Elles doivent même être renforcées.
La recherche sur le vaccin doit aussi être intensifiée.
Mais cela n'est pas suffisant.
L'ampleur du défi dont nous étions bien sûr conscients devait-elle continuer à justifier l'immobilisme ?
Faut-il, parce que l'on ne peut faire pour tout le monde tout de suite, ne rien faire pour personne, ne rien commencer.
Certains le pensent. Ce n'est pas notre avis.
Bien sûr, nous savons les difficultés, l'immensité de la tâche, la modestie de ce premier pas, de cette voie que nous ouvrons ensemble.
Mais pouvions-nous accepter que ceux qui vivent avec le Sida dans le pays du Sud viennent grossir les rangs des oubliés de l'histoire ?
Pouvions-nous accepter que les nouvelles ressources thérapeutiques, préventives ou curatives, bénéficient aux seuls malades du Nord ?
Nous étions quelques uns à refuser ces morts par indifférence chez nos frères d'Afrique, d'Asie et d'ailleurs, au nom d'un principe simple :
"la souffrance de l'autre appartient à chacun d'entre nous".
Que n'a t-on dit alors de cette utopie qu'ensemble nous partagions ?
Qu'importe désormais, puisque qu'elle a commencé à prendre corps à Abidjan, il y a quelques semaines.
Par l'effort conjugué de la volonté nationale et de la solidarité internationale.
La Côte d'Ivoire a tenu les engagements qu'elle s'était fixés avec la constitution d'un fonds national pour l'accès aux traitements des personnes touchées par le Sida.
Permettez-moi, Monsieur le Ministre, de saluer cette initiative.
La France, quant à elle, avait appelé la communauté internationale à se mobiliser.

◆ **ITEMS EXTRAITS**:
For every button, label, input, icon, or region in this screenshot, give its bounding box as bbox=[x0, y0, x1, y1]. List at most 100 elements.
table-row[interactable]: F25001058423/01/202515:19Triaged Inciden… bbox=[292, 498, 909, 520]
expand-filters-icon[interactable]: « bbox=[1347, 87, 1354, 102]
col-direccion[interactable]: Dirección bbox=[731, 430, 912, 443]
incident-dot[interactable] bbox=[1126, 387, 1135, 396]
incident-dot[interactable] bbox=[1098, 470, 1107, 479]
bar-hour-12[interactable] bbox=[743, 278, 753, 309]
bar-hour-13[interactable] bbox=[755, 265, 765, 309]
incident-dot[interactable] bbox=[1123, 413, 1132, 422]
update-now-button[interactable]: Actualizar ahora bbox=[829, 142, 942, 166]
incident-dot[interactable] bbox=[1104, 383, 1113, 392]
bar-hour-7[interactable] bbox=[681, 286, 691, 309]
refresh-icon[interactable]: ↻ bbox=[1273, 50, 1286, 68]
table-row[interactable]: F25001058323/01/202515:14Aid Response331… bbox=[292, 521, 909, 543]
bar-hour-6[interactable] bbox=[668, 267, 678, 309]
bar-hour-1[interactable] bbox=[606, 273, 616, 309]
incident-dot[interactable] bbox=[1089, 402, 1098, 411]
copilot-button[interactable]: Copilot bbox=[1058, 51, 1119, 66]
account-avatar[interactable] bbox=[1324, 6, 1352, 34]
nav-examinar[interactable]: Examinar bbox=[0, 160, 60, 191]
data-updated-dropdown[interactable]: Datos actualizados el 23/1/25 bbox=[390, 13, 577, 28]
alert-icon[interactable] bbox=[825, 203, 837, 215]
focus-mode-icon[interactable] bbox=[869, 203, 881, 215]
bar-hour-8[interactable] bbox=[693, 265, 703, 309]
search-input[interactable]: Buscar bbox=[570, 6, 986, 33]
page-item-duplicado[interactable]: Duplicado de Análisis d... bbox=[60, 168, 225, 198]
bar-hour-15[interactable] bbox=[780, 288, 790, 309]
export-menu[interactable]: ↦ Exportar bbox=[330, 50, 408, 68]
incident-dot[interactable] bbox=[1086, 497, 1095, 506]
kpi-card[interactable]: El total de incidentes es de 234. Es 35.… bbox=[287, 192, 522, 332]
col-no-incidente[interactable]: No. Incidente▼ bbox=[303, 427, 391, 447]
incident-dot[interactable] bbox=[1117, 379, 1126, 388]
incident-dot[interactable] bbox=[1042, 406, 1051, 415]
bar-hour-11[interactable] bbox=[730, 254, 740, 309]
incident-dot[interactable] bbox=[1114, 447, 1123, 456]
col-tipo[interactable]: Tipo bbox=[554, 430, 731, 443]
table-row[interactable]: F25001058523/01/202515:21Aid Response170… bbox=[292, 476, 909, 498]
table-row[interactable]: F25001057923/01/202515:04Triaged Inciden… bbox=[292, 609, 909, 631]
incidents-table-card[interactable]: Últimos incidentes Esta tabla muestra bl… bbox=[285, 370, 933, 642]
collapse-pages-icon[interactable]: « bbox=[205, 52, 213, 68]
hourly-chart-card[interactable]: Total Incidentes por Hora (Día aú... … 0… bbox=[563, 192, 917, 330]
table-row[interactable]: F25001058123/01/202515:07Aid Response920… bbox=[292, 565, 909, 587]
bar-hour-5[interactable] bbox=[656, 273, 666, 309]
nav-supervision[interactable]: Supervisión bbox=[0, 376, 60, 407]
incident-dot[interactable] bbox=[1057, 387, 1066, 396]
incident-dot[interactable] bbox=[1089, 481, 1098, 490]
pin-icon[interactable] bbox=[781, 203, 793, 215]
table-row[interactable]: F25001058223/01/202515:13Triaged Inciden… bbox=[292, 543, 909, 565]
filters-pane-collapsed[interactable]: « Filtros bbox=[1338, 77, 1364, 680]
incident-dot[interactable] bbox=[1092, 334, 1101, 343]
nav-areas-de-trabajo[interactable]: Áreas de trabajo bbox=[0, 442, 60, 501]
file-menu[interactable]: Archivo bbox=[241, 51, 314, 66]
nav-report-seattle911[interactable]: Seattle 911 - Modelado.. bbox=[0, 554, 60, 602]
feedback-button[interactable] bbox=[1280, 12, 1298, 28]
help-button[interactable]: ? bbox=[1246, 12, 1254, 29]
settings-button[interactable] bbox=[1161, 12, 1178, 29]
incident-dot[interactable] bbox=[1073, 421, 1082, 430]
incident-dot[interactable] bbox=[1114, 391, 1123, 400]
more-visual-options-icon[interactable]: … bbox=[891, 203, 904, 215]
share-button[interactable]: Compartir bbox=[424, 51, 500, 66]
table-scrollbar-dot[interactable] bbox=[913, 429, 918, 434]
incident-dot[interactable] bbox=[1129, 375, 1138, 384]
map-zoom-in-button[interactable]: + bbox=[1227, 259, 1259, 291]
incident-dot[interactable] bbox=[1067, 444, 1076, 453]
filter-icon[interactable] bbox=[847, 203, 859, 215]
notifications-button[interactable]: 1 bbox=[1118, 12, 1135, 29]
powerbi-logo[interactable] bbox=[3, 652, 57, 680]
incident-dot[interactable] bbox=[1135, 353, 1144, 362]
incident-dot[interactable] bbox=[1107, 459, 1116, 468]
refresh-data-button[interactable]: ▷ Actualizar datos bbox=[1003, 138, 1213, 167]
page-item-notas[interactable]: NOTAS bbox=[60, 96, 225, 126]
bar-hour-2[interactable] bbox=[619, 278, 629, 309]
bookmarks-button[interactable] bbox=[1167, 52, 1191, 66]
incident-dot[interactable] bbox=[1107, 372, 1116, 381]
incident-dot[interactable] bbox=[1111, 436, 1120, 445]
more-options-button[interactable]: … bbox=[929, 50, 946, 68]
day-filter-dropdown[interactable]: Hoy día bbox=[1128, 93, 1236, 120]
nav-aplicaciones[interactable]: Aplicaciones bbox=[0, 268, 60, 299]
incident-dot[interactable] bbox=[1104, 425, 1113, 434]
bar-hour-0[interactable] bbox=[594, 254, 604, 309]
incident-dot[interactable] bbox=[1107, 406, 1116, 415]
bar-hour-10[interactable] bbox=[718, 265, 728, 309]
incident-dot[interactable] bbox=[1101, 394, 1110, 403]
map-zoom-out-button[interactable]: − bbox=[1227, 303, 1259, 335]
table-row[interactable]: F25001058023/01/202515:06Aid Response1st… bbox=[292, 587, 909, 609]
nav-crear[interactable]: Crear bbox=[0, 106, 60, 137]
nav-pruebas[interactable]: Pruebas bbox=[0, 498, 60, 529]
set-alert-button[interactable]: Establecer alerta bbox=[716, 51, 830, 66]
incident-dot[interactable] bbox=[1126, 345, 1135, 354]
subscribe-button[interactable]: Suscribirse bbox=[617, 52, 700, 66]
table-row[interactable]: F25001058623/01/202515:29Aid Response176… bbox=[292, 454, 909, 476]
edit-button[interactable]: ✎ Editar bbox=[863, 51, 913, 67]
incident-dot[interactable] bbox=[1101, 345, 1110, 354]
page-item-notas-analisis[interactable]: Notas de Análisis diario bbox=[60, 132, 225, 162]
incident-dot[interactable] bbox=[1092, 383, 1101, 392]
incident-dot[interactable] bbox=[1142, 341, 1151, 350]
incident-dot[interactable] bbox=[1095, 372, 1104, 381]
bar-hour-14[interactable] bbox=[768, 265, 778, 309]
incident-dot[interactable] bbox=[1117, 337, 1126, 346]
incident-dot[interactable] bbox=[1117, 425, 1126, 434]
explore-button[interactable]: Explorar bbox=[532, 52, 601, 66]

◆ **VOTRE TÂCHE**:
Reprenez le texte sur l'accès aux traitements contre le sida après sa dernière phrase et poursuivez-le de quelques phrases. Les items n'interviennent en rien dans ce travail.

◆ **RÉPONSE RÉDIGÉE**:
Proposition initialement française, accueillie avec espoir au Sud et scepticisme au Nord, elle a reçu au fil des mois un écho de plus en plus favorable.
Recommandations du sommet de Luxembourg en décembre 1997.
Conclusions du G8 de Birmingham en mai de l'année suivante.
Vote en séance plénière du Parlement Européen en novembre 1998.
Initiative au Congrès Américain il y a quelques semaines.
La France n'est plus isolée dans ce combat qu'elle sait juste.
Et pour lequel elle est la première à s'être engagée financièrement.
La première mais pas la seule, comme en témoigne la mise en oeuvre du premier programme du Fonds de Solidarité Thérapeutique International ici à Abidjan.
Quel symbole, quelle espérance suscitée par ce programme qui unit fonds national et Fonds international ; bilatéraux et multilatéraux avec ONUSIDA ; Français pour le programme PAC-CI et Américains au travers du projet RETRO-CI soutenu par les CDC d'Atlanta ; financement publics et contributeurs privés avec la Fondation Glaxo Wellcome, d'autres encore.
Qu'avons-nous décidé de faire ensemble ?
D'une part, améliorer le dispositif d'accès aux traitements antirétroviraux mis en place par le Gouvernement Ivoirien en partenariat avec ONUSIDA.
Dans ce cadre, 250 millions de francs CFA sont mis à disposition par la Fondation de l'Avenir pour couvrir 80 % de ce qui reste à la charge du patient, et constitue souvent un obstacle insurmontable pour de trop nombreuses personnes.
D'autre part, nous nous sommes associés pour mettre en oeuvre un programme que je n'hésite pas à qualifier d'exemplaire et de novateur pour ce qu'il refuse cette opposition stérilisante entre prévention et prise en charge, qu'au contraire il associe pour qu'elles ne renforcent mutuellement.
Un programme cohérent de prévention et de prise en charge de l'infection à VIH chez les femmes enceintes, pour lequel le Fonds International contribue à hauteur de 750 millions de francs CFA.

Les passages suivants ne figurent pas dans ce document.